The exercise asks you to copy every line below in which "name" appears.

********************

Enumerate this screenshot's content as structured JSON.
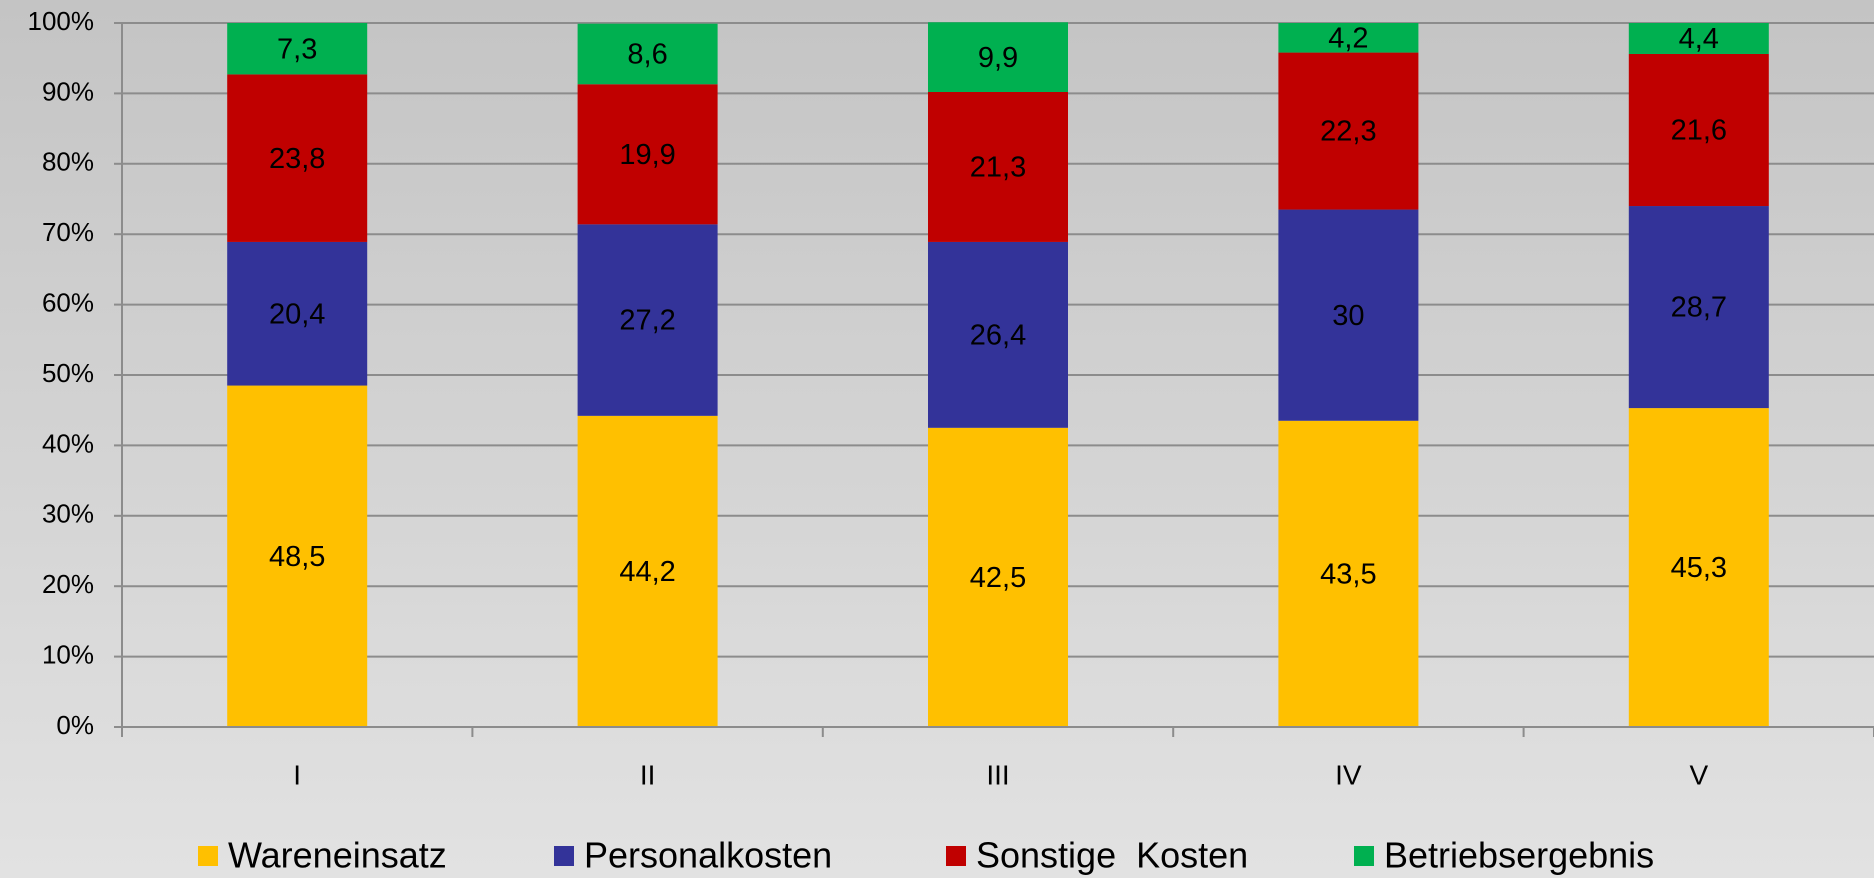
{
  "chart_data": {
    "type": "stacked_bar",
    "categories": [
      "I",
      "II",
      "III",
      "IV",
      "V"
    ],
    "series": [
      {
        "name": "Wareneinsatz",
        "color": "#ffc000",
        "values": [
          48.5,
          44.2,
          42.5,
          43.5,
          45.3
        ],
        "value_labels": [
          "48,5",
          "44,2",
          "42,5",
          "43,5",
          "45,3"
        ]
      },
      {
        "name": "Personalkosten",
        "color": "#333399",
        "values": [
          20.4,
          27.2,
          26.4,
          30,
          28.7
        ],
        "value_labels": [
          "20,4",
          "27,2",
          "26,4",
          "30",
          "28,7"
        ]
      },
      {
        "name": "Sonstige  Kosten",
        "color": "#c00000",
        "values": [
          23.8,
          19.9,
          21.3,
          22.3,
          21.6
        ],
        "value_labels": [
          "23,8",
          "19,9",
          "21,3",
          "22,3",
          "21,6"
        ]
      },
      {
        "name": "Betriebsergebnis",
        "color": "#00b050",
        "values": [
          7.3,
          8.6,
          9.9,
          4.2,
          4.4
        ],
        "value_labels": [
          "7,3",
          "8,6",
          "9,9",
          "4,2",
          "4,4"
        ]
      }
    ],
    "ylim": [
      0,
      100
    ],
    "yticks": [
      {
        "value": 0,
        "label": "0%"
      },
      {
        "value": 10,
        "label": "10%"
      },
      {
        "value": 20,
        "label": "20%"
      },
      {
        "value": 30,
        "label": "30%"
      },
      {
        "value": 40,
        "label": "40%"
      },
      {
        "value": 50,
        "label": "50%"
      },
      {
        "value": 60,
        "label": "60%"
      },
      {
        "value": 70,
        "label": "70%"
      },
      {
        "value": 80,
        "label": "80%"
      },
      {
        "value": 90,
        "label": "90%"
      },
      {
        "value": 100,
        "label": "100%"
      }
    ],
    "grid": true,
    "legend": "bottom"
  }
}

********************

Answer for the task ▸
        "name": "Wareneinsatz",
        "name": "Personalkosten",
        "name": "Sonstige  Kosten",
        "name": "Betriebsergebnis",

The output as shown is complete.